### WRITTEN INSTRUCTION
Filter the listing below, copying every line in which the word "跑圈之后" appears.

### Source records
* * *
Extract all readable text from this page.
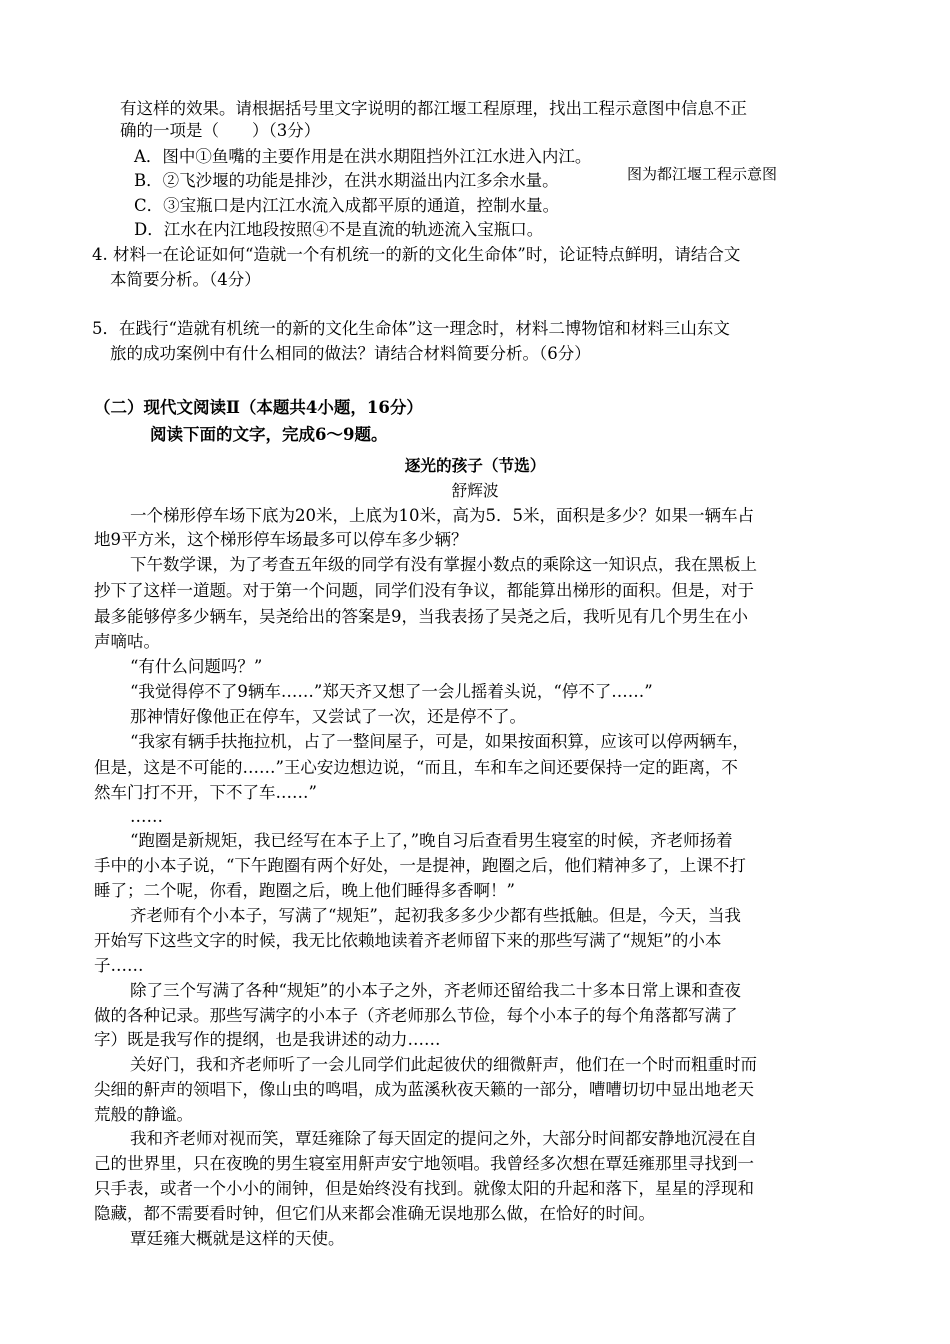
有这样的效果。请根据括号里文字说明的都江堰工程原理，找出工程示意图中信息不正
确的一项是（　　）（3分）
A．图中①鱼嘴的主要作用是在洪水期阻挡外江江水进入内江。
B．②飞沙堰的功能是排沙，在洪水期溢出内江多余水量。	图为都江堰工程示意图
C．③宝瓶口是内江江水流入成都平原的通道，控制水量。
D．江水在内江地段按照④不是直流的轨迹流入宝瓶口。
4. 材料一在论证如何“造就一个有机统一的新的文化生命体”时，论证特点鲜明，请结合文
本简要分析。（4分）
5．在践行“造就有机统一的新的文化生命体”这一理念时，材料二博物馆和材料三山东文
旅的成功案例中有什么相同的做法？请结合材料简要分析。（6分）
（二）现代文阅读Ⅱ（本题共4小题，16分）
阅读下面的文字，完成6～9题。
逐光的孩子（节选）
舒辉波
一个梯形停车场下底为20米，上底为10米，高为5．5米，面积是多少？如果一辆车占
地9平方米，这个梯形停车场最多可以停车多少辆？
下午数学课，为了考查五年级的同学有没有掌握小数点的乘除这一知识点，我在黑板上
抄下了这样一道题。对于第一个问题，同学们没有争议，都能算出梯形的面积。但是，对于
最多能够停多少辆车，吴尧给出的答案是9，当我表扬了吴尧之后，我听见有几个男生在小
声嘀咕。
“有什么问题吗？”
“我觉得停不了9辆车……”郑天齐又想了一会儿摇着头说，“停不了……”
那神情好像他正在停车，又尝试了一次，还是停不了。
“我家有辆手扶拖拉机，占了一整间屋子，可是，如果按面积算，应该可以停两辆车，
但是，这是不可能的……”王心安边想边说，“而且，车和车之间还要保持一定的距离，不
然车门打不开，下不了车……”
……
“跑圈是新规矩，我已经写在本子上了，”晚自习后查看男生寝室的时候，齐老师扬着
手中的小本子说，“下午跑圈有两个好处，一是提神，跑圈之后，他们精神多了，上课不打
睡了；二个呢，你看，跑圈之后，晚上他们睡得多香啊！”
齐老师有个小本子，写满了“规矩”，起初我多多少少都有些抵触。但是，今天，当我
开始写下这些文字的时候，我无比依赖地读着齐老师留下来的那些写满了“规矩”的小本
子……
除了三个写满了各种“规矩”的小本子之外，齐老师还留给我二十多本日常上课和查夜
做的各种记录。那些写满字的小本子（齐老师那么节俭，每个小本子的每个角落都写满了
字）既是我写作的提纲，也是我讲述的动力……
关好门，我和齐老师听了一会儿同学们此起彼伏的细微鼾声，他们在一个时而粗重时而
尖细的鼾声的领唱下，像山虫的鸣唱，成为蓝溪秋夜天籁的一部分，嘈嘈切切中显出地老天
荒般的静谧。
我和齐老师对视而笑，覃廷雍除了每天固定的提问之外，大部分时间都安静地沉浸在自
己的世界里，只在夜晚的男生寝室用鼾声安宁地领唱。我曾经多次想在覃廷雍那里寻找到一
只手表，或者一个小小的闹钟，但是始终没有找到。就像太阳的升起和落下，星星的浮现和
隐藏，都不需要看时钟，但它们从来都会准确无误地那么做，在恰好的时间。
覃廷雍大概就是这样的天使。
* * *
### ANSWER IN FULL
手中的小本子说，“下午跑圈有两个好处，一是提神，跑圈之后，他们精神多了，上课不打
睡了；二个呢，你看，跑圈之后，晚上他们睡得多香啊！”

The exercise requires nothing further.